▶ **About this task**
Your answer should consist of the lines holding "early", copied from the material below.

▶ **Records shown**
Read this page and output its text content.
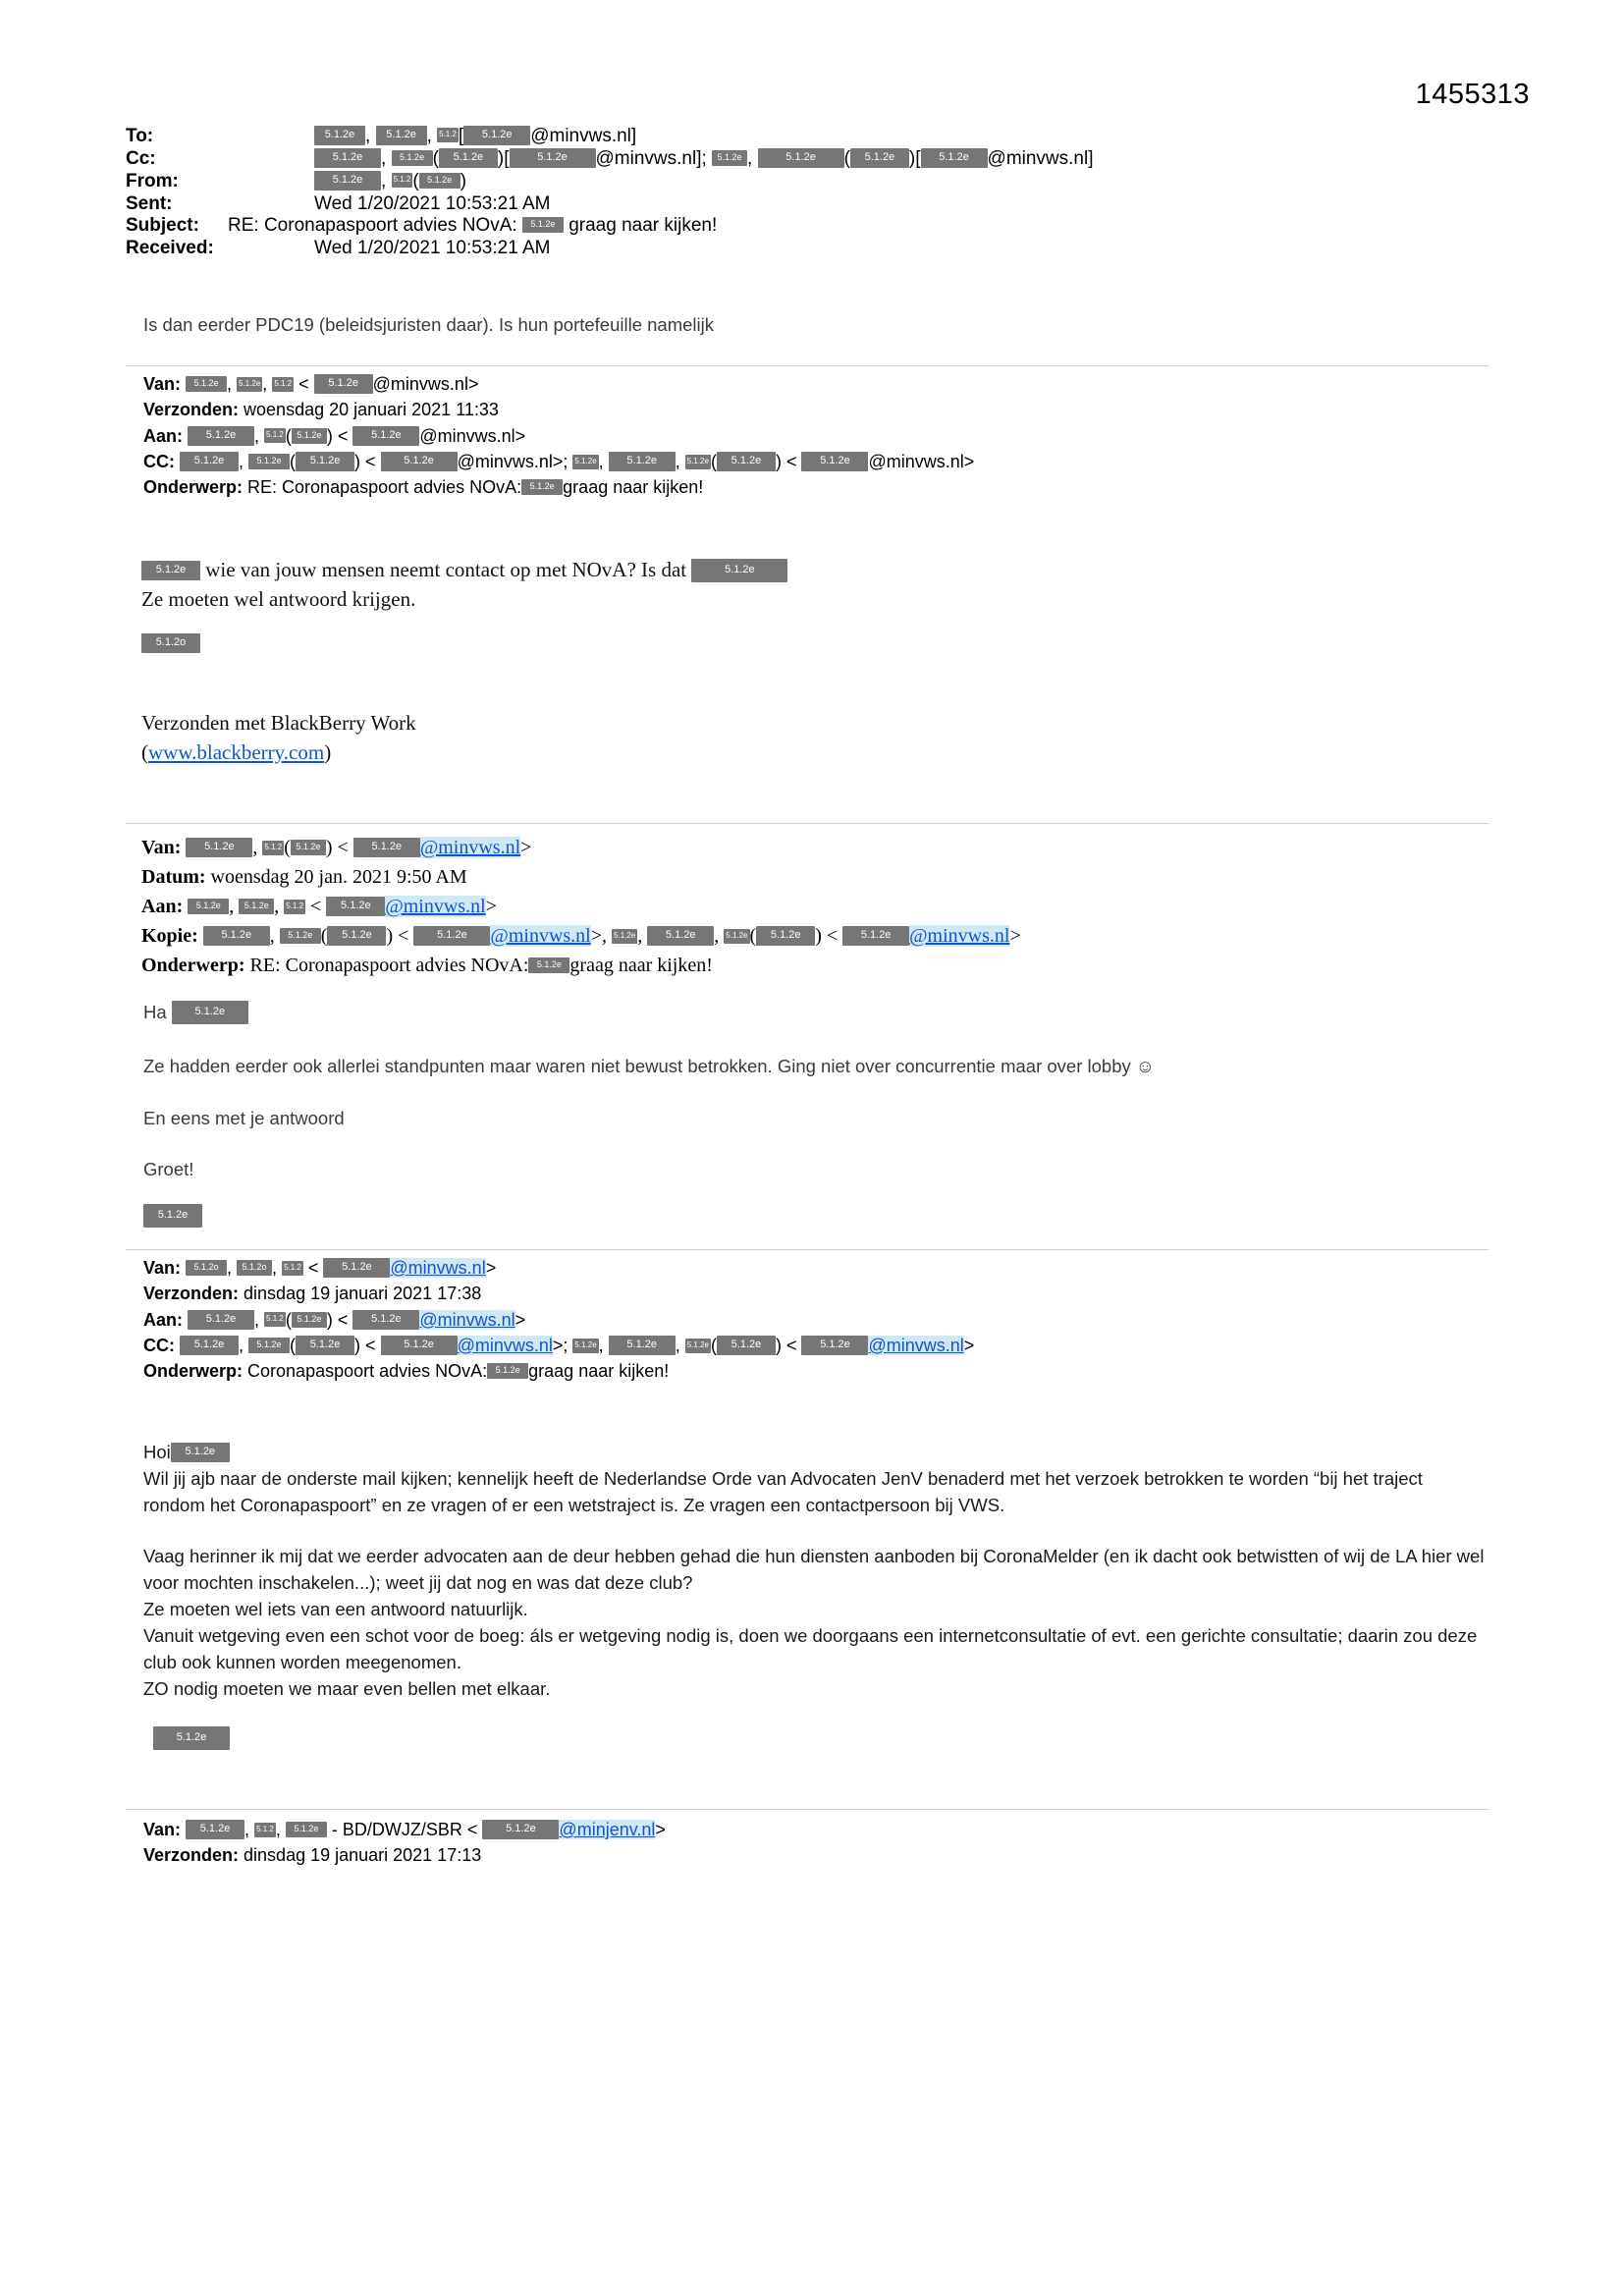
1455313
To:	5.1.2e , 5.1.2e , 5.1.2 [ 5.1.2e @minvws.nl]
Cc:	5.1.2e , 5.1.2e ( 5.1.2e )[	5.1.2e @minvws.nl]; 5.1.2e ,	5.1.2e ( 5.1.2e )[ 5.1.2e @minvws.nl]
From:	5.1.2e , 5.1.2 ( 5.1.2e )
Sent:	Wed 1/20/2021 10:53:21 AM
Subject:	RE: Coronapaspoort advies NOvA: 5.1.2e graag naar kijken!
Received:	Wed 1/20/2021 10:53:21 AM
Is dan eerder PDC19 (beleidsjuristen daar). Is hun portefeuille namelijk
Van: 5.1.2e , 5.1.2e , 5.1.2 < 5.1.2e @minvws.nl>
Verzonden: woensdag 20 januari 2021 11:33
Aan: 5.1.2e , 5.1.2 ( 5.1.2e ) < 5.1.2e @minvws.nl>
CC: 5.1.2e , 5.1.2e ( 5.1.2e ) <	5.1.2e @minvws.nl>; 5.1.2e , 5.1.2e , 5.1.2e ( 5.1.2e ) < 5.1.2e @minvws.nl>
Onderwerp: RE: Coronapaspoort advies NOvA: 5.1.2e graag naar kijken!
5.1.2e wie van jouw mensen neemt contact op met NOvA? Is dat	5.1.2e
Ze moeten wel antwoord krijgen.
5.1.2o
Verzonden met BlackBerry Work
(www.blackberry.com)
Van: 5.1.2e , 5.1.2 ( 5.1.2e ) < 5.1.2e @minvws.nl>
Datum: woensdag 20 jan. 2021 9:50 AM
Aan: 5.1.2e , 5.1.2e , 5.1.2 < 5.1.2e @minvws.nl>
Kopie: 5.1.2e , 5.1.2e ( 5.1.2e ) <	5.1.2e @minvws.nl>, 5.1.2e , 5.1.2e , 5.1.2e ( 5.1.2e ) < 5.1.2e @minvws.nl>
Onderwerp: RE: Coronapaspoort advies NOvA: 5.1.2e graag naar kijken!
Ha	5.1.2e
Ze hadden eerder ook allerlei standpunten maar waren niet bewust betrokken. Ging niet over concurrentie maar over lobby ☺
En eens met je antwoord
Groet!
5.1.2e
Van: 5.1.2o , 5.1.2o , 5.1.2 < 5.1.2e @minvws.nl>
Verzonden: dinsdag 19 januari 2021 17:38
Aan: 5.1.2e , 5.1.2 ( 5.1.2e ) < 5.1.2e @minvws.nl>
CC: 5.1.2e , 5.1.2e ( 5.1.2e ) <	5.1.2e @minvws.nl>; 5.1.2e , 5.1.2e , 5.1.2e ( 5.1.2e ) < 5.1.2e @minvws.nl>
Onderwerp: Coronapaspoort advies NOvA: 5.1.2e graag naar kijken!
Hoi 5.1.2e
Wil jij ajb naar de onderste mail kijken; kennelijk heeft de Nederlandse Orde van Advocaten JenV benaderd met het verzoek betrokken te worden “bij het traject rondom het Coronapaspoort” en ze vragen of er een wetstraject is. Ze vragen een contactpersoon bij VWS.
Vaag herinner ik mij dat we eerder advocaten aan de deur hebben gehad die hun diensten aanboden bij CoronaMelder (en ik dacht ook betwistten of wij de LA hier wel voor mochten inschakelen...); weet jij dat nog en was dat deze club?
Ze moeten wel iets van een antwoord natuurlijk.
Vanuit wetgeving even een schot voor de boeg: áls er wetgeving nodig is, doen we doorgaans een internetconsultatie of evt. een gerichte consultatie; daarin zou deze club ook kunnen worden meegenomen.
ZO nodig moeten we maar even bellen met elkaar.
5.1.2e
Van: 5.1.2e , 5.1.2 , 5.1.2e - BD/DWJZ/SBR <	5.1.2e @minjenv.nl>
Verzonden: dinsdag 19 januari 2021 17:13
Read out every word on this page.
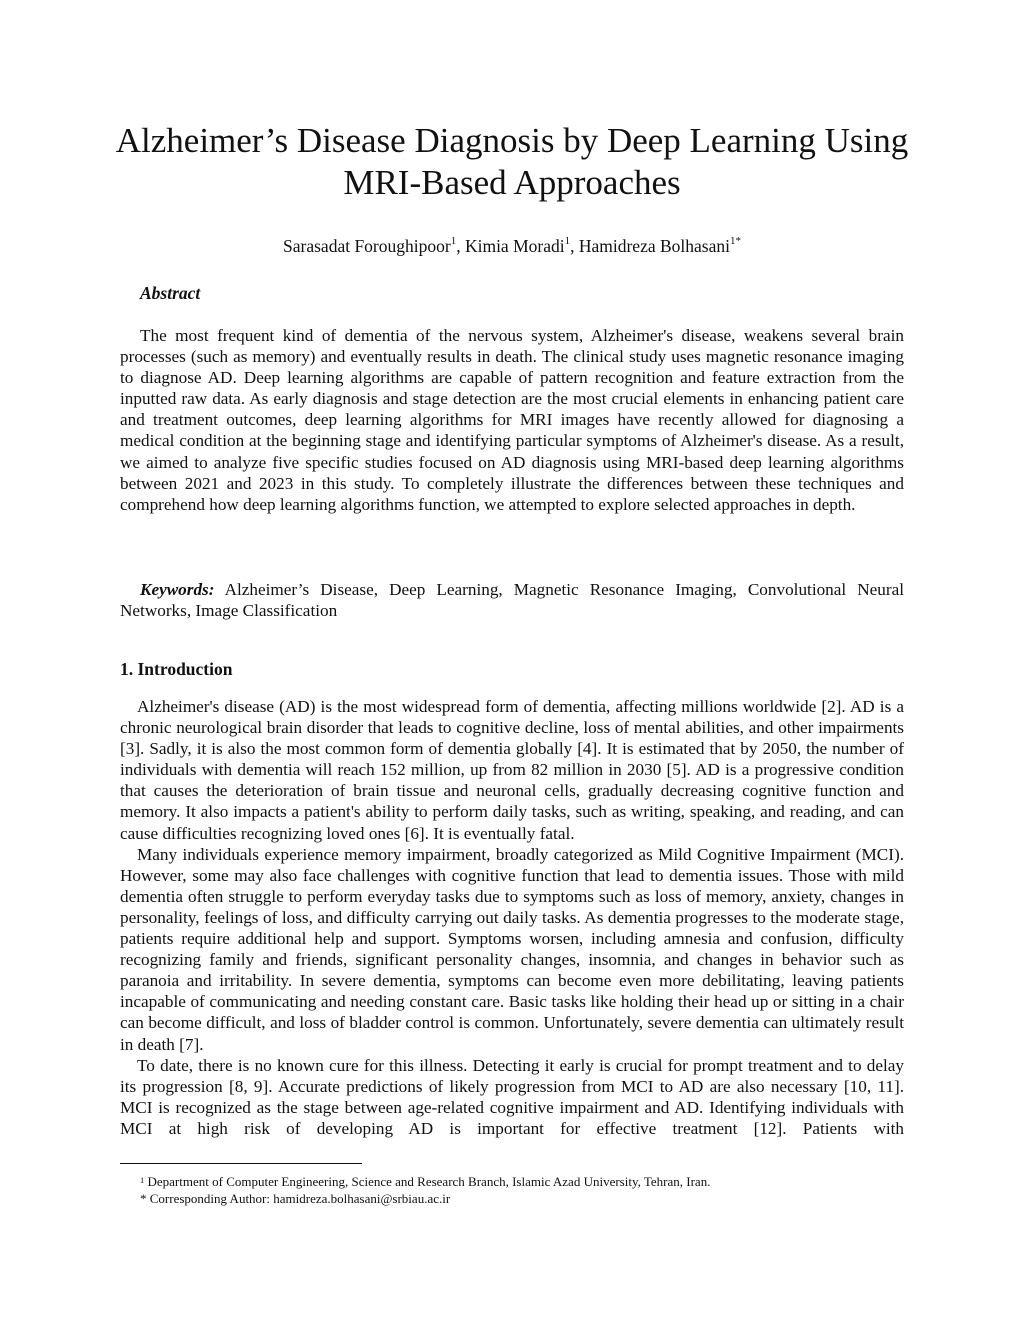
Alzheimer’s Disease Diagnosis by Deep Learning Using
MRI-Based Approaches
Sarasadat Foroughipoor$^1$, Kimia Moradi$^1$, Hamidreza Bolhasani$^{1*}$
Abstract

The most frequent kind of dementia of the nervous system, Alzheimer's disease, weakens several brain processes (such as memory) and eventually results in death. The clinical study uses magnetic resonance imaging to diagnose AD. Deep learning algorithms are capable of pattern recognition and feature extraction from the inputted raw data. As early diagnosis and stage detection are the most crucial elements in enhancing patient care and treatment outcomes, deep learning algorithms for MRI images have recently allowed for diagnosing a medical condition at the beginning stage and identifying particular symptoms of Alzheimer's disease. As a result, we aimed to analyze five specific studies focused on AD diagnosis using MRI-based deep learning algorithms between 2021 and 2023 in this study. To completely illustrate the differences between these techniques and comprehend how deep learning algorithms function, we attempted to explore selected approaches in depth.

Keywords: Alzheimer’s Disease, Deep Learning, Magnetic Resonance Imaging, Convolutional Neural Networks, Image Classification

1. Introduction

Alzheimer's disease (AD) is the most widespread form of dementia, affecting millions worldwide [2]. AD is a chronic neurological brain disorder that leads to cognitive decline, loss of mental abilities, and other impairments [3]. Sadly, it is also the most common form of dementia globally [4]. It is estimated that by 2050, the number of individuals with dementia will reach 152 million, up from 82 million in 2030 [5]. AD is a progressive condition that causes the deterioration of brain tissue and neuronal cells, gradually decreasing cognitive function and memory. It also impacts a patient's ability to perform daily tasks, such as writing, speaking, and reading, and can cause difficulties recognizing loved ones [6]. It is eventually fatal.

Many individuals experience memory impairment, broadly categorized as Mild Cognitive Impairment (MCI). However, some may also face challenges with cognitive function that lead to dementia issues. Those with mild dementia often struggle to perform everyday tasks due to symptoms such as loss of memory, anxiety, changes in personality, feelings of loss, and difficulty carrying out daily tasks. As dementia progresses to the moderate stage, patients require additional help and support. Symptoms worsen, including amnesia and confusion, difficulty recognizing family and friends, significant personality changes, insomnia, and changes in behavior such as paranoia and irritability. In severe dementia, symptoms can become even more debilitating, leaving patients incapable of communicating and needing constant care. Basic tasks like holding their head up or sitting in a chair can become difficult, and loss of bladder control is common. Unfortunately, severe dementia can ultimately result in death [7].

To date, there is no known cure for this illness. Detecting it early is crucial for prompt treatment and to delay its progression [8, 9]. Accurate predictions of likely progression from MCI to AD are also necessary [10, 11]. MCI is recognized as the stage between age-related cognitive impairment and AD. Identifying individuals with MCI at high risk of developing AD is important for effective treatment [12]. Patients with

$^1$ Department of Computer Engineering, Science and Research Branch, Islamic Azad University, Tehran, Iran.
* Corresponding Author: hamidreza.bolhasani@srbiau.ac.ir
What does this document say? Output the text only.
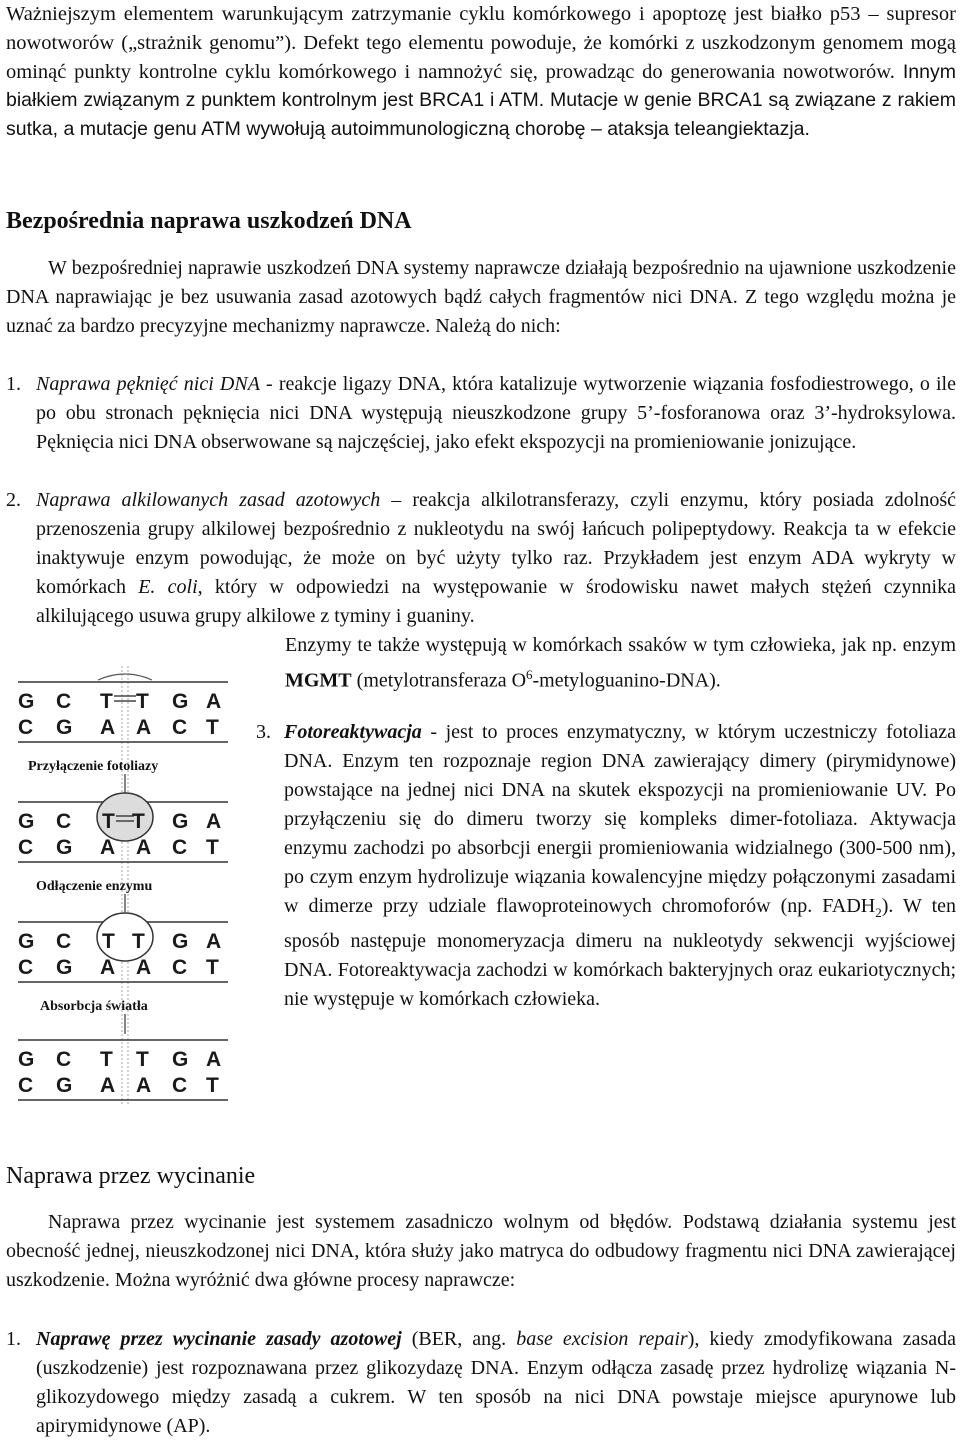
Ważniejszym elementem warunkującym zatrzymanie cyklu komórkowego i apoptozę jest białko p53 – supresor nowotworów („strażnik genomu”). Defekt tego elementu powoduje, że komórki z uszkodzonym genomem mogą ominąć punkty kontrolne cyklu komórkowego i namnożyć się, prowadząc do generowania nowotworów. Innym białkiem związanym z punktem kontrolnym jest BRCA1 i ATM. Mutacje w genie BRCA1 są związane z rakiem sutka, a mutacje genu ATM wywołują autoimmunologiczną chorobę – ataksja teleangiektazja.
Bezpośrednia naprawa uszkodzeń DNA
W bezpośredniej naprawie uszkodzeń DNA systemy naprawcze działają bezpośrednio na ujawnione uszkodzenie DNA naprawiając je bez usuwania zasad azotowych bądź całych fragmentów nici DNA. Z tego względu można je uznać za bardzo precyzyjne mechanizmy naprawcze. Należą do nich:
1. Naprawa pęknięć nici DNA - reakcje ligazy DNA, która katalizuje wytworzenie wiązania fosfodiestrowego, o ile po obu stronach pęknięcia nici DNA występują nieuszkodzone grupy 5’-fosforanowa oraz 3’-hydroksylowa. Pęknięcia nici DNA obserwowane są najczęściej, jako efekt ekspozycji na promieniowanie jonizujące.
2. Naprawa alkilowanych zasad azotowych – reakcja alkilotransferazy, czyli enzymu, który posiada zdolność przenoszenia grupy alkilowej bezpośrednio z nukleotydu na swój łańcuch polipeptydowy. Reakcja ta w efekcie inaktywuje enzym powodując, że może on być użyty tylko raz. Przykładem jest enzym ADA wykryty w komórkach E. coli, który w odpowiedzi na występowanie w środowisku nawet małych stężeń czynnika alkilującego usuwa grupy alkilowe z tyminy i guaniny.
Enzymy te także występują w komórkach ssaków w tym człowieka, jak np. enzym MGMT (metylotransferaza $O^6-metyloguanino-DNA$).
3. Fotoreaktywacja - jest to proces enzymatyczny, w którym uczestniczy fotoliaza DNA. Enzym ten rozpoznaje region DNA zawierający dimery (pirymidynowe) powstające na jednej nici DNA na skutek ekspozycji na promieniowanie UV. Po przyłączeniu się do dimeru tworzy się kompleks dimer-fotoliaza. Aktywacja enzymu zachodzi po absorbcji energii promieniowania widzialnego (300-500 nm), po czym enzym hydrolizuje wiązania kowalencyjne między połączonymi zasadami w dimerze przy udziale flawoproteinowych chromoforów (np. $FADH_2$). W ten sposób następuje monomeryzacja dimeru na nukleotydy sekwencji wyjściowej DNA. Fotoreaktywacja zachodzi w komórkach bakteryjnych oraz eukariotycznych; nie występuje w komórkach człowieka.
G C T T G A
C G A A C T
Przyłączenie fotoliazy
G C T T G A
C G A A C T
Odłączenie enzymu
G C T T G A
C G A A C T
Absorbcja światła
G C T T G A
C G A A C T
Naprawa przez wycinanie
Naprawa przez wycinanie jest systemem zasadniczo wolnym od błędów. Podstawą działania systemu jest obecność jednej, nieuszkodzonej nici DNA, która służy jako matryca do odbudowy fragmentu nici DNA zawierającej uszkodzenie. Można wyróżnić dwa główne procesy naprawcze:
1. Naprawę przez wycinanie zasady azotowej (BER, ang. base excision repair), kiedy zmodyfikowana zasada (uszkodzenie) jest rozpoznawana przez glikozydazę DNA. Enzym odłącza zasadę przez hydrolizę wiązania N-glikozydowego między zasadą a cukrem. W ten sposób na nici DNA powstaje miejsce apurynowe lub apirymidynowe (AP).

▶ **Expected output**
The most frequent kind of dementia of the nervous system, Alzheimer's disease, weakens several brain processes (such as memory) and eventually results in death. The clinical study uses magnetic resonance imaging to diagnose AD. Deep learning algorithms are capable of pattern recognition and feature extraction from the inputted raw data. As early diagnosis and stage detection are the most crucial elements in enhancing patient care and treatment outcomes, deep learning algorithms for MRI images have recently allowed for diagnosing a medical condition at the beginning stage and identifying particular symptoms of Alzheimer's disease. As a result, we aimed to analyze five specific studies focused on AD diagnosis using MRI-based deep learning algorithms between 2021 and 2023 in this study. To completely illustrate the differences between these techniques and comprehend how deep learning algorithms function, we attempted to explore selected approaches in depth.
To date, there is no known cure for this illness. Detecting it early is crucial for prompt treatment and to delay its progression [8, 9]. Accurate predictions of likely progression from MCI to AD are also necessary [10, 11]. MCI is recognized as the stage between age-related cognitive impairment and AD. Identifying individuals with MCI at high risk of developing AD is important for effective treatment [12]. Patients with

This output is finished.